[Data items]
=-=-=-=-=

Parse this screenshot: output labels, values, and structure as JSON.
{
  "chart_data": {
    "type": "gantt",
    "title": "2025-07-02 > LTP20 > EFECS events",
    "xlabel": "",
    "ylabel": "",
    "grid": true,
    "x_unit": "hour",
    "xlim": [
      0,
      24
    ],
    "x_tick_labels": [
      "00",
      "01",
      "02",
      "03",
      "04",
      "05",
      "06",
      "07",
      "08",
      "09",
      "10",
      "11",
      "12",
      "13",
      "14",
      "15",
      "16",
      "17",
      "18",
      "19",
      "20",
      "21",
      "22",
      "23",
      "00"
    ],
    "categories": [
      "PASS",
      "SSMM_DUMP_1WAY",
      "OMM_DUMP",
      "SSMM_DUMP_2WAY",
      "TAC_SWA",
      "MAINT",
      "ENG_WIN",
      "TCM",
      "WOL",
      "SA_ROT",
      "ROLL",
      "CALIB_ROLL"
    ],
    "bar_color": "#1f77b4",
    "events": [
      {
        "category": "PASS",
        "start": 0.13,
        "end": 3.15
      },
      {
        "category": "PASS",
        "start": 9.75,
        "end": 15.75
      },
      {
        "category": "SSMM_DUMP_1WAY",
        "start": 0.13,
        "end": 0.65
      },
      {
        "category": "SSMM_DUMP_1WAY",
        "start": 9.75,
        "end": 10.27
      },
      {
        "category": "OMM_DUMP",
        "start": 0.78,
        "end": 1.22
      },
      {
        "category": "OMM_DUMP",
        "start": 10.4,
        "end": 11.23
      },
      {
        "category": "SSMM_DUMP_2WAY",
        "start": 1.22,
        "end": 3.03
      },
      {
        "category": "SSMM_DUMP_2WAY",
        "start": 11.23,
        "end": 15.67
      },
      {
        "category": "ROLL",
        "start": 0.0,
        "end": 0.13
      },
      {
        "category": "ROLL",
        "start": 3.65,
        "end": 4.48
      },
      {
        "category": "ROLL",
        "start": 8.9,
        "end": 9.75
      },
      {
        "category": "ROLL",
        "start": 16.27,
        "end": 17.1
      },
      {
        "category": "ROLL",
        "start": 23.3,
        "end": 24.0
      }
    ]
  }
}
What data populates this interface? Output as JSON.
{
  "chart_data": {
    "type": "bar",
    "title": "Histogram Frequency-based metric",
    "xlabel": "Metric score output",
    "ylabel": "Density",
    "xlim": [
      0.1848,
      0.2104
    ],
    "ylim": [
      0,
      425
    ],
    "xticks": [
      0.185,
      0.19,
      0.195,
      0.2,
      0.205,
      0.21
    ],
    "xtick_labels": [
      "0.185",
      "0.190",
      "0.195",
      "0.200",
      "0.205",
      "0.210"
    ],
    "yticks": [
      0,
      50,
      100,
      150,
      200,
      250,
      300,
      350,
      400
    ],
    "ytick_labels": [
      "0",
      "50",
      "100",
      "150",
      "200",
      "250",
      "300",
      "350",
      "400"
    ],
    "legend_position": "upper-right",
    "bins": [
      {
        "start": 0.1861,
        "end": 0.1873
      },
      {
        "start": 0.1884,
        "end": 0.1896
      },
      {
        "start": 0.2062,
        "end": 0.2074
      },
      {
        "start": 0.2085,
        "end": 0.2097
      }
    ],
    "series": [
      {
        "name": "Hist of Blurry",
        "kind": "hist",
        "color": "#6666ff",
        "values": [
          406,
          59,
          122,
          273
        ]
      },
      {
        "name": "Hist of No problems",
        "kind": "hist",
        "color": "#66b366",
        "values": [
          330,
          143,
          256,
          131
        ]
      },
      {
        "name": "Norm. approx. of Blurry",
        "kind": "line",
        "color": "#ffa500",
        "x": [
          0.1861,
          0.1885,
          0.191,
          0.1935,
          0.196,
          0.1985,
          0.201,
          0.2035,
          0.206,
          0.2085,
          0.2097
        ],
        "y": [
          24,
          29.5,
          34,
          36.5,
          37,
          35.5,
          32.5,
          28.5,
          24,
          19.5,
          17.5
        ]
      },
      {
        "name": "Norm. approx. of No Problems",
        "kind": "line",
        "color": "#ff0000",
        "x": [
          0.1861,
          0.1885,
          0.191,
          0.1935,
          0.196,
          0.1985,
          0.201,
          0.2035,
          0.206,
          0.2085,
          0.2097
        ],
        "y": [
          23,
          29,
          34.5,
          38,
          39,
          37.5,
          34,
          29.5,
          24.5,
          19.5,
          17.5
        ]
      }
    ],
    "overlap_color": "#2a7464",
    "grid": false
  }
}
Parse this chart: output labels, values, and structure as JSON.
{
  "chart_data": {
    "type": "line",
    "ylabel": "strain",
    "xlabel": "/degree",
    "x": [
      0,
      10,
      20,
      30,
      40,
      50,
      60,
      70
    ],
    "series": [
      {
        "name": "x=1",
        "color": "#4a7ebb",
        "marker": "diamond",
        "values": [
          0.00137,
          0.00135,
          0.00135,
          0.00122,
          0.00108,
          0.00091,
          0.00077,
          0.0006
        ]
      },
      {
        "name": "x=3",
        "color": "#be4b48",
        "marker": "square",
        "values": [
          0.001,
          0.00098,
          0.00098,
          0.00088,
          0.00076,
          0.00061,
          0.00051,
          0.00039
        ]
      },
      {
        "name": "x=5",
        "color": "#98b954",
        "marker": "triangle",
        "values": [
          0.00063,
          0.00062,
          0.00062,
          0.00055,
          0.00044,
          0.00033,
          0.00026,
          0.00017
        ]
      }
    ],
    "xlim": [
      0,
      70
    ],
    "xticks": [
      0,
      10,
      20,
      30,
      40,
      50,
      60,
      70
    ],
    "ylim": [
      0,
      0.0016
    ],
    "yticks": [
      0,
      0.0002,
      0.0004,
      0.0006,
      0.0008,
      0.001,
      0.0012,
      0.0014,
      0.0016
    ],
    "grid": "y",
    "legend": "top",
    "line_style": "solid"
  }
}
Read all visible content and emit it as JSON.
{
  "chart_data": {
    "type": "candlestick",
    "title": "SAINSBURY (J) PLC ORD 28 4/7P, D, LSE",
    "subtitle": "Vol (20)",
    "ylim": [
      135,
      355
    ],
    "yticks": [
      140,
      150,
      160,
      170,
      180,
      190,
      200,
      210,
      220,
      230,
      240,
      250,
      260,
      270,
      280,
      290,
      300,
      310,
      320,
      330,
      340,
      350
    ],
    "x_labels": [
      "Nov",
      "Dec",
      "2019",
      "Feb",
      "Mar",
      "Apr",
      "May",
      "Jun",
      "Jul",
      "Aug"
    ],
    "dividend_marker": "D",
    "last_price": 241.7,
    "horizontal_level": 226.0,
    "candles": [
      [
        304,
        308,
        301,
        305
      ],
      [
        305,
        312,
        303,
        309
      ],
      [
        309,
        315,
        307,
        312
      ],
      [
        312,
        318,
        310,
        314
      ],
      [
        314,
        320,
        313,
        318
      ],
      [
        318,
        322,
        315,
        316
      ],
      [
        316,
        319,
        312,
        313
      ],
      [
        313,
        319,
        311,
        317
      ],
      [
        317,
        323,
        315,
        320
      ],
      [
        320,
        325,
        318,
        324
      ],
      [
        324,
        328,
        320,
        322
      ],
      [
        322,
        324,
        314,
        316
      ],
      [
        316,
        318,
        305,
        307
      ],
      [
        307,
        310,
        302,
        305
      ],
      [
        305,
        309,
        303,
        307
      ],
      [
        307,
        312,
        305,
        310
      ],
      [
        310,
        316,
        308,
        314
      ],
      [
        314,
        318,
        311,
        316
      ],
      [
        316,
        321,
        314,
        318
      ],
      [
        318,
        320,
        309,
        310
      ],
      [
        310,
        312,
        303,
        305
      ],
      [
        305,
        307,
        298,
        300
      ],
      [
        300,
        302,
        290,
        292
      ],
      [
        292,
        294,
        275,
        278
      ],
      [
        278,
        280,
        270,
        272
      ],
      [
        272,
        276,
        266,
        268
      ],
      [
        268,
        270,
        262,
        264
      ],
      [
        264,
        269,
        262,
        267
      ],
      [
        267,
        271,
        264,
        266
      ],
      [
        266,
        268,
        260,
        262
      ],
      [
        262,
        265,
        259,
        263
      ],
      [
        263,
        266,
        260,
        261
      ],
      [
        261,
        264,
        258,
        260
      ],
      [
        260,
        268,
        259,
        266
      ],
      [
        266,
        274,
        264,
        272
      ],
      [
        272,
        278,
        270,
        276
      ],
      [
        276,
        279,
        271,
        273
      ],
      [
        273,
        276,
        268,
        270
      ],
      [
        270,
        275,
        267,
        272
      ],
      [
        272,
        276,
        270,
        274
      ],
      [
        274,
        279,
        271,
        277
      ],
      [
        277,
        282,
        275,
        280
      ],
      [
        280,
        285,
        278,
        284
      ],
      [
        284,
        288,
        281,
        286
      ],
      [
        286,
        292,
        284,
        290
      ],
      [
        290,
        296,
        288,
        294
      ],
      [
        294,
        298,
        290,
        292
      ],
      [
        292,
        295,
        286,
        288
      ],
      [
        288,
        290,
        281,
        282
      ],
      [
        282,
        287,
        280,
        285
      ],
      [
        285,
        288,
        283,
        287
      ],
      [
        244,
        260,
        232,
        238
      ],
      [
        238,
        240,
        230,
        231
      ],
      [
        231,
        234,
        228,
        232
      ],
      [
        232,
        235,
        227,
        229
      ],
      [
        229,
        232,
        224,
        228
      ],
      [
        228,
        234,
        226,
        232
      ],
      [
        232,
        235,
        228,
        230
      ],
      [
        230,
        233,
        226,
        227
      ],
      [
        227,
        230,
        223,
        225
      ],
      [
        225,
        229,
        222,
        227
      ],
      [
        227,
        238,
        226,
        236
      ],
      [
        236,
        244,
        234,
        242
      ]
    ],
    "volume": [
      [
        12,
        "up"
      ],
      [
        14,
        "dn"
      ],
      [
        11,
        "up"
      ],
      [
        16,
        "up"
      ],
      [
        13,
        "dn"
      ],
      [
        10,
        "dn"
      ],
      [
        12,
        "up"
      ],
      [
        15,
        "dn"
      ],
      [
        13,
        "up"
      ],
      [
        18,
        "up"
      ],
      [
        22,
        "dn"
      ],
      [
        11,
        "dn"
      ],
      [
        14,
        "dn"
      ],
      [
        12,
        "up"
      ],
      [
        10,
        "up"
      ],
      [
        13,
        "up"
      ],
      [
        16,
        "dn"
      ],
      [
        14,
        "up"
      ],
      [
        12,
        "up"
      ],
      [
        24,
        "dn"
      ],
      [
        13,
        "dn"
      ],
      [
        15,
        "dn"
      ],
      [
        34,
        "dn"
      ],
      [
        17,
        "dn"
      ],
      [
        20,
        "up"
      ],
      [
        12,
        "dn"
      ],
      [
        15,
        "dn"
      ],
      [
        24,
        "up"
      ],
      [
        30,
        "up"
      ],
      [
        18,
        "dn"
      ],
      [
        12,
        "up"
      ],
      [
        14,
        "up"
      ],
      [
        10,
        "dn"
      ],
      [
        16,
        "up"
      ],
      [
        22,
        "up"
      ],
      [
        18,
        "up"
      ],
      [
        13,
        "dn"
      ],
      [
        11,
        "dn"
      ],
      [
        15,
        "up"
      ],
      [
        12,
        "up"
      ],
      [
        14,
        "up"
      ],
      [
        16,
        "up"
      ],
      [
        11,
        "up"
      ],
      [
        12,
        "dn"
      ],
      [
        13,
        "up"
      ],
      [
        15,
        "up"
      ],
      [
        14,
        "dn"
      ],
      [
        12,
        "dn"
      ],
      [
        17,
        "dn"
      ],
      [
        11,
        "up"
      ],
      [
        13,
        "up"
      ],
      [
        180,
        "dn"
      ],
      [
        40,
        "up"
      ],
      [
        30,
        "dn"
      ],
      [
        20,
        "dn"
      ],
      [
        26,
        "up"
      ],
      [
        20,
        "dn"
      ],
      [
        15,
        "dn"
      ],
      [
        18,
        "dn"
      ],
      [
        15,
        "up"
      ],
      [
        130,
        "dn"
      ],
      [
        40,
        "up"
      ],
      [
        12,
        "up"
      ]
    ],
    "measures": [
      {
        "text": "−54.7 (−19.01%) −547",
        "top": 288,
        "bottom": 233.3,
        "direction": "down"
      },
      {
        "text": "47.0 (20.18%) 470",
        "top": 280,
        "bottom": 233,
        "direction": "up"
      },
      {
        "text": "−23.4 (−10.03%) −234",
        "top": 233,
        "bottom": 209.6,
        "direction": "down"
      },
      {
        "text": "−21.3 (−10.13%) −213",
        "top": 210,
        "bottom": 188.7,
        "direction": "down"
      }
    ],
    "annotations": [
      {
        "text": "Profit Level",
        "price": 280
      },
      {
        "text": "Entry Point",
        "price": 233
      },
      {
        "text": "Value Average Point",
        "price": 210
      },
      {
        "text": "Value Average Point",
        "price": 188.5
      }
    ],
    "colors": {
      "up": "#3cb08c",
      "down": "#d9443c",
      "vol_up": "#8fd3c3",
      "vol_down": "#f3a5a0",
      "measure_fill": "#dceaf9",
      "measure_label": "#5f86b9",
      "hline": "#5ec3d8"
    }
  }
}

=-=-=-=-=

__AIM__
Gather from the entries above all lines that include the string "xlabel".

__FINISHED TASK__
    "xlabel": "",
    "xlabel": "Metric score output",
    "xlabel": "/degree",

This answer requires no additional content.